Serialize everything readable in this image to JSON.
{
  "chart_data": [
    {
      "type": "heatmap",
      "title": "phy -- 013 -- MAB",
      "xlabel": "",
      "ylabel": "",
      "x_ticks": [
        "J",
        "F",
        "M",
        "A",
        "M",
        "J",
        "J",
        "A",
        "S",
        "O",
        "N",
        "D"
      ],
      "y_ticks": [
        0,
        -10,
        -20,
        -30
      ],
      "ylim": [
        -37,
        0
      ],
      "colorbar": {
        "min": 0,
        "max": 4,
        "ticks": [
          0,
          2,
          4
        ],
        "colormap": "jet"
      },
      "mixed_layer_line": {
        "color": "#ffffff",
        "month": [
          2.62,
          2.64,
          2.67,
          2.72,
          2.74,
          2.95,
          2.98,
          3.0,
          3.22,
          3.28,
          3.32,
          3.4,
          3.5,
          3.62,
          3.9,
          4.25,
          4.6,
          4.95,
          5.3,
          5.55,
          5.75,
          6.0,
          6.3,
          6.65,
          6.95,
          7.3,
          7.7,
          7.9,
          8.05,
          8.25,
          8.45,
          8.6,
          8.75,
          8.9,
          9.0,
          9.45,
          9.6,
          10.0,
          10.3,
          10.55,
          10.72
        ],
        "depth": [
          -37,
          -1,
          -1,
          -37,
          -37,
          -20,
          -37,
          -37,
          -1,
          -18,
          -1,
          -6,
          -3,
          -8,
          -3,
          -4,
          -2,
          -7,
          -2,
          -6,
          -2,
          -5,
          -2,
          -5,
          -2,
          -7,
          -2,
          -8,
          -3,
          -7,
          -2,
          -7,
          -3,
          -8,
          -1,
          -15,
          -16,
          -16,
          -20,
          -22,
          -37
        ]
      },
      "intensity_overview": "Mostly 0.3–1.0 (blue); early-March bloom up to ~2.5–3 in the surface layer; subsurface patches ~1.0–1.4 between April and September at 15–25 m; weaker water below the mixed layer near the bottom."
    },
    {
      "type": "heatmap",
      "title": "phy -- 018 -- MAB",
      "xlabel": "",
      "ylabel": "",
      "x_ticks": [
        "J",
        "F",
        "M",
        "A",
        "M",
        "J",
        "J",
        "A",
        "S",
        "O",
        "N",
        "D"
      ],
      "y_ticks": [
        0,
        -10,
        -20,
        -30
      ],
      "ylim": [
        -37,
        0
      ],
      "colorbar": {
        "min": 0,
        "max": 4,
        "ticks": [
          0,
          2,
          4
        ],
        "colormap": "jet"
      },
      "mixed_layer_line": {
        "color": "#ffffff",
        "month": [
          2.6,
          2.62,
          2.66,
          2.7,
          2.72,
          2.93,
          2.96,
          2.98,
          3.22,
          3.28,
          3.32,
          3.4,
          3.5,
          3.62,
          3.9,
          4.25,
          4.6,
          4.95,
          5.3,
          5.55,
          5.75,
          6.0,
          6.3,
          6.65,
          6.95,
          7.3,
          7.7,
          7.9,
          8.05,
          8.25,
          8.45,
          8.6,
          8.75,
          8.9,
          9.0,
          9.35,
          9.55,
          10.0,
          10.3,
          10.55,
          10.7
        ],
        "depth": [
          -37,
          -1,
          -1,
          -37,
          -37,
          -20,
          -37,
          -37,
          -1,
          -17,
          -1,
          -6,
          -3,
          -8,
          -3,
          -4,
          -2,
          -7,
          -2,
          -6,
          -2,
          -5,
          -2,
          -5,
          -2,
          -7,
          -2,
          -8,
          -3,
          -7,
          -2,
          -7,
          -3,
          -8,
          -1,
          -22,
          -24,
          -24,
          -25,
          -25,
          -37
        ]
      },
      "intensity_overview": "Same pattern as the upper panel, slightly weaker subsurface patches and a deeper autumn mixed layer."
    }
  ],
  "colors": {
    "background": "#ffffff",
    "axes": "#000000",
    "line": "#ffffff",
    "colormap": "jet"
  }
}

=== Aim ===
Find each line holding the string "subsurface" and copy it out.

=== Solved exercise ===
      "intensity_overview": "Mostly 0.3–1.0 (blue); early-March bloom up to ~2.5–3 in the surface layer; subsurface patches ~1.0–1.4 between April and September at 15–25 m; weaker water below the mixed layer near the bottom."
      "intensity_overview": "Same pattern as the upper panel, slightly weaker subsurface patches and a deeper autumn mixed layer."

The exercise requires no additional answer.